-- Begin INFORMATION GIVEN --

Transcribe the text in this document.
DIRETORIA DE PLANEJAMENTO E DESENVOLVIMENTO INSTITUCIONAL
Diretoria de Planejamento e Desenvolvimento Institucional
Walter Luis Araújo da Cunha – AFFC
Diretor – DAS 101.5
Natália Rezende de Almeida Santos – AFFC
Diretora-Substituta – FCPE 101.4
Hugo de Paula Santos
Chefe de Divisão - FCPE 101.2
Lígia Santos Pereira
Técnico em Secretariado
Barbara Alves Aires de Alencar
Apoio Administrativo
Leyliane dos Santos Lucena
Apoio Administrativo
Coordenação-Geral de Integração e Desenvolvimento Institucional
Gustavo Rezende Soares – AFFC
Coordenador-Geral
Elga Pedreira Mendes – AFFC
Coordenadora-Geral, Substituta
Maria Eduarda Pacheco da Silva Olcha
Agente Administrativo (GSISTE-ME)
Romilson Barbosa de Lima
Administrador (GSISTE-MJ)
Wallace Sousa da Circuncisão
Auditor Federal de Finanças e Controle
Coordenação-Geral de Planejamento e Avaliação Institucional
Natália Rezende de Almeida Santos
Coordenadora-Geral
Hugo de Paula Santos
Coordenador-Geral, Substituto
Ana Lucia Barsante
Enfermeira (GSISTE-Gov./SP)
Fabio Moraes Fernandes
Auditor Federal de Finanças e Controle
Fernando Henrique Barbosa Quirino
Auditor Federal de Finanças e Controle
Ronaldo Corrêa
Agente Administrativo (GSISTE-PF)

-- End INFORMATION GIVEN --

**DO THIS**: Your task is to extract all of the records exactly.

**RESPONSE TO THIS TASK**:
Transcribe the text in this document.
DIRETORIA DE PLANEJAMENTO E DESENVOLVIMENTO INSTITUCIONAL
Diretoria de Planejamento e Desenvolvimento Institucional
Walter Luis Araújo da Cunha – AFFC
Diretor – DAS 101.5
Natália Rezende de Almeida Santos – AFFC
Diretora-Substituta – FCPE 101.4
Hugo de Paula Santos
Chefe de Divisão - FCPE 101.2
Lígia Santos Pereira
Técnico em Secretariado
Barbara Alves Aires de Alencar
Apoio Administrativo
Leyliane dos Santos Lucena
Apoio Administrativo
Coordenação-Geral de Integração e Desenvolvimento Institucional
Gustavo Rezende Soares – AFFC
Coordenador-Geral
Elga Pedreira Mendes – AFFC
Coordenadora-Geral, Substituta
Maria Eduarda Pacheco da Silva Olcha
Agente Administrativo (GSISTE-ME)
Romilson Barbosa de Lima
Administrador (GSISTE-MJ)
Wallace Sousa da Circuncisão
Auditor Federal de Finanças e Controle
Coordenação-Geral de Planejamento e Avaliação Institucional
Natália Rezende de Almeida Santos
Coordenadora-Geral
Hugo de Paula Santos
Coordenador-Geral, Substituto
Ana Lucia Barsante
Enfermeira (GSISTE-Gov./SP)
Fabio Moraes Fernandes
Auditor Federal de Finanças e Controle
Fernando Henrique Barbosa Quirino
Auditor Federal de Finanças e Controle
Ronaldo Corrêa
Agente Administrativo (GSISTE-PF)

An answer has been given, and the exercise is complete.